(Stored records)
════════
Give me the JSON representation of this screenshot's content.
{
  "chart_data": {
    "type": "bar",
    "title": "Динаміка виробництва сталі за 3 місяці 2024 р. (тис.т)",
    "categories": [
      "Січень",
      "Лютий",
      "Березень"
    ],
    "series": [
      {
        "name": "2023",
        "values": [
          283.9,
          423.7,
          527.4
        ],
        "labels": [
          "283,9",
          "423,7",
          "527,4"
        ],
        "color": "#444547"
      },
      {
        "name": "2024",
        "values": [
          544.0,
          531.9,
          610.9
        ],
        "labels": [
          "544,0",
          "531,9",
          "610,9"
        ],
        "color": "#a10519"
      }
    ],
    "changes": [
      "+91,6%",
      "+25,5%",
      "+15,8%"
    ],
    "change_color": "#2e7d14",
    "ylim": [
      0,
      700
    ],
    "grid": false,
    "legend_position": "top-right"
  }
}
════════
* OBJECTIVE: Give back the whole listing, word for word.

* SOLUTION TO THIS TASK:
Give me the JSON representation of this screenshot's content.
{
  "chart_data": {
    "type": "bar",
    "title": "Динаміка виробництва сталі за 3 місяці 2024 р. (тис.т)",
    "categories": [
      "Січень",
      "Лютий",
      "Березень"
    ],
    "series": [
      {
        "name": "2023",
        "values": [
          283.9,
          423.7,
          527.4
        ],
        "labels": [
          "283,9",
          "423,7",
          "527,4"
        ],
        "color": "#444547"
      },
      {
        "name": "2024",
        "values": [
          544.0,
          531.9,
          610.9
        ],
        "labels": [
          "544,0",
          "531,9",
          "610,9"
        ],
        "color": "#a10519"
      }
    ],
    "changes": [
      "+91,6%",
      "+25,5%",
      "+15,8%"
    ],
    "change_color": "#2e7d14",
    "ylim": [
      0,
      700
    ],
    "grid": false,
    "legend_position": "top-right"
  }
}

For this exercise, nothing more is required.